Extract each row below that contains the word "Potential", treating uppercase and lowercase letters as distinct.

+++ RECORDS +++

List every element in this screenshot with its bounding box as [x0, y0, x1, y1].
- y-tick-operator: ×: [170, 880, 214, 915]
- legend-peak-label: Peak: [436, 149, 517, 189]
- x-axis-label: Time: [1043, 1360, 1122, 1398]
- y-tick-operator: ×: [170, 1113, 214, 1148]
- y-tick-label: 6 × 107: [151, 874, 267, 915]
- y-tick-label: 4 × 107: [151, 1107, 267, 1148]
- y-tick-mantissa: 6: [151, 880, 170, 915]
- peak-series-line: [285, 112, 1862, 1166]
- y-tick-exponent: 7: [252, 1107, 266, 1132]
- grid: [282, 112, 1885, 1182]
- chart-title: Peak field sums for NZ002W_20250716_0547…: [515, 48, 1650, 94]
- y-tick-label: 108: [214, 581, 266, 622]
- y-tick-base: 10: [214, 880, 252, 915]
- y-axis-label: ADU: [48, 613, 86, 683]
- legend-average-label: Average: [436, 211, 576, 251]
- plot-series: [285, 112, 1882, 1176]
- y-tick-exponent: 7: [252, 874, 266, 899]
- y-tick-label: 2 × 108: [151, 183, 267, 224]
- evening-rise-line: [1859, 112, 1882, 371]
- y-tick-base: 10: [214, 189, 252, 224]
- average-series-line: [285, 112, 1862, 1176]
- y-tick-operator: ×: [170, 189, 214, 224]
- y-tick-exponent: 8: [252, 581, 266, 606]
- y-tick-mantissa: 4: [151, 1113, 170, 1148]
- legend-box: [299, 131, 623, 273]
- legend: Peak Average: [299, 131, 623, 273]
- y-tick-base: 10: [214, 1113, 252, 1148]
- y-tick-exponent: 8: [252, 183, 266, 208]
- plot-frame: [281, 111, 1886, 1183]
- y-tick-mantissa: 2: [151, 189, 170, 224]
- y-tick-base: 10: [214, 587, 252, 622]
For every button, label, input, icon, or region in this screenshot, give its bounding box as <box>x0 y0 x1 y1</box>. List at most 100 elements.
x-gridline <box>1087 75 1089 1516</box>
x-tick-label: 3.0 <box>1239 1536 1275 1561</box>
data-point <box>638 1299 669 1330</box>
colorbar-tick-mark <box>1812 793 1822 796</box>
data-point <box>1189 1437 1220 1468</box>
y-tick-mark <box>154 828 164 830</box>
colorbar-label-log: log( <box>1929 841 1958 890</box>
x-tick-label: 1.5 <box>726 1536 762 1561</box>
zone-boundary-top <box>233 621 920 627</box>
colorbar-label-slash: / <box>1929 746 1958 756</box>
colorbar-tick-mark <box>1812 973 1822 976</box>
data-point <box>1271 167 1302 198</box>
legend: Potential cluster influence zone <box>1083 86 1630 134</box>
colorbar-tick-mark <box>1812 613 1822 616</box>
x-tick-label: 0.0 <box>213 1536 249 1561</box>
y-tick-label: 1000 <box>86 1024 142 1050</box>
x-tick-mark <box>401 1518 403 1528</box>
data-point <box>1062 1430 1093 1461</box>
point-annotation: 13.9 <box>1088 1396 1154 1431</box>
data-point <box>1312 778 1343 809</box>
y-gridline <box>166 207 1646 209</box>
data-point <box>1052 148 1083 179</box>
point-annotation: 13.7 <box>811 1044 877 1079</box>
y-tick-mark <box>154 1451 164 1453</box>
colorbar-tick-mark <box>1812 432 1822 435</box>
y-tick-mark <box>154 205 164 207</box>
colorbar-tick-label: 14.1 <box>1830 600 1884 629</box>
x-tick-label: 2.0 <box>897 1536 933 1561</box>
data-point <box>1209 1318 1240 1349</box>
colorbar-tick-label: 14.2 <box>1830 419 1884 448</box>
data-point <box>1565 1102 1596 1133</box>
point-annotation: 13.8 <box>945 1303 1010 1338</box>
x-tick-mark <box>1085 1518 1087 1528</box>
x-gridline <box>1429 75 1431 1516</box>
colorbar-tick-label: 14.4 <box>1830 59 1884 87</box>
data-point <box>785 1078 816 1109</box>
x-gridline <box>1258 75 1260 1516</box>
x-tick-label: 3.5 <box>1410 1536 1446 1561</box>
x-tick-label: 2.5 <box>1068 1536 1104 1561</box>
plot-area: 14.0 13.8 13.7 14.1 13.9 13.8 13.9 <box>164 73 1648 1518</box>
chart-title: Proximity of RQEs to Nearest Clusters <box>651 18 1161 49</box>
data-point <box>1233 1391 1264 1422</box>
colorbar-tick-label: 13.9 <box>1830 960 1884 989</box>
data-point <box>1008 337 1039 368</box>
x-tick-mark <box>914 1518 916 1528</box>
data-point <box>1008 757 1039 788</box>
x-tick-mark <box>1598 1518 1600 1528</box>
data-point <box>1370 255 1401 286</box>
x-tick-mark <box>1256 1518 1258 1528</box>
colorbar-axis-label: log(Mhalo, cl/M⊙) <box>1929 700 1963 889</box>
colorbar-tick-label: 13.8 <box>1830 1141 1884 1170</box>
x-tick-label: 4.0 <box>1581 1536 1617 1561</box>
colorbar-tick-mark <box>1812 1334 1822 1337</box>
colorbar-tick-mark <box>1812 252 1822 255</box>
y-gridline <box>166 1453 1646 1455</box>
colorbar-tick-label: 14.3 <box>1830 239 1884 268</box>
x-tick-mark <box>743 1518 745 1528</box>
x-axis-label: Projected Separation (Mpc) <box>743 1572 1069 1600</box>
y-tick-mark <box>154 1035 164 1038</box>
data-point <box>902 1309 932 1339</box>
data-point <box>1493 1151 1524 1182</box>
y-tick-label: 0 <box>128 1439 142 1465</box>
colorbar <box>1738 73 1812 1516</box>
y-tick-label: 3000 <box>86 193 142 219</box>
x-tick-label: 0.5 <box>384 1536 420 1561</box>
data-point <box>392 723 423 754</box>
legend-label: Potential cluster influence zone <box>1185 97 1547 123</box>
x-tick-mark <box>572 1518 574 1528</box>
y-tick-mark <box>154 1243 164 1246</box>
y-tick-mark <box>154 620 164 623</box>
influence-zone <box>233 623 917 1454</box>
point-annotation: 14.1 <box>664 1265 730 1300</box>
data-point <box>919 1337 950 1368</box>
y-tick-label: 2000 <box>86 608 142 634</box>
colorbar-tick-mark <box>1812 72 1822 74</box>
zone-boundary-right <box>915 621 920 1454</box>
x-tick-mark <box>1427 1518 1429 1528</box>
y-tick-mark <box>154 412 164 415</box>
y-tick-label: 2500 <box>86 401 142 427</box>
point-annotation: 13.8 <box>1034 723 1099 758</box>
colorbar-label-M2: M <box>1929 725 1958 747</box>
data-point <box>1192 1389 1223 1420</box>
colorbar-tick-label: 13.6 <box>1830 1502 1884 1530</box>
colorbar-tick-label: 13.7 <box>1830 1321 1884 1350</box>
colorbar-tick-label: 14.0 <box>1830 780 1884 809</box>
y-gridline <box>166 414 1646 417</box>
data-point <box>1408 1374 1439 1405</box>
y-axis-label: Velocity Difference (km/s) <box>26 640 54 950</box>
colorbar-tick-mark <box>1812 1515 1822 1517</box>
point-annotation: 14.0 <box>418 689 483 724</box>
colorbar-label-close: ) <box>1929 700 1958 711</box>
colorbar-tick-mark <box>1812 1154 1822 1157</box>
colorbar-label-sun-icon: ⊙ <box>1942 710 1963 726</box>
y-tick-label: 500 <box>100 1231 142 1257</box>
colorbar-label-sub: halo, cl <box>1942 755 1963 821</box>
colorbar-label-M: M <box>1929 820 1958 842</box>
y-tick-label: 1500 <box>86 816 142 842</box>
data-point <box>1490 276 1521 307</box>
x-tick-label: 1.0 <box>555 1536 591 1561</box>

+++

TASK OUTPUT –
legend: Potential cluster influence zone <box>1083 86 1630 134</box>
legend-label: Potential cluster influence zone <box>1185 97 1547 123</box>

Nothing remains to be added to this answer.